| Problem to work on |
Lines containing the string "this" are to be collected in full.

.....

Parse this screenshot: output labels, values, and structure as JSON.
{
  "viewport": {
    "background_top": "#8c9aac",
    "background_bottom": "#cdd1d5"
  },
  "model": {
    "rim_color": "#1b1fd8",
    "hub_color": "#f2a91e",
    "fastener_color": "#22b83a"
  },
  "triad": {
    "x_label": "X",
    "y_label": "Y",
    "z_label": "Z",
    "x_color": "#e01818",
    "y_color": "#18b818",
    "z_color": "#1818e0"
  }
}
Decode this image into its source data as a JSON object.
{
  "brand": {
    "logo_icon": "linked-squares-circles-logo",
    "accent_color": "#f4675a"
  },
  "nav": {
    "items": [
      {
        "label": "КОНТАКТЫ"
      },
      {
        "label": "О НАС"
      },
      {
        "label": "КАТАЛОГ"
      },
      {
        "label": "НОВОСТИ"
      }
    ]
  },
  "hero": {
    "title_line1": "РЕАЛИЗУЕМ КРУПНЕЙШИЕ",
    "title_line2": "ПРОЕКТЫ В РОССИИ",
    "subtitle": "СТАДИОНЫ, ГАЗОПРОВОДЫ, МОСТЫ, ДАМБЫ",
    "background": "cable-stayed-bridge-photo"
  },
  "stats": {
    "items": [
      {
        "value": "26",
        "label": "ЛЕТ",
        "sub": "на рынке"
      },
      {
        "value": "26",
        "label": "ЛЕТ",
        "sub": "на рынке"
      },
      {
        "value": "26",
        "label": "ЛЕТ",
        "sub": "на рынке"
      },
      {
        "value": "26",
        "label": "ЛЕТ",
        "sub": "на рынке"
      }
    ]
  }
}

.....

| Result of the exercise |
Parse this screenshot: output labels, values, and structure as JSON.
Decode this image into its source data as a JSON object.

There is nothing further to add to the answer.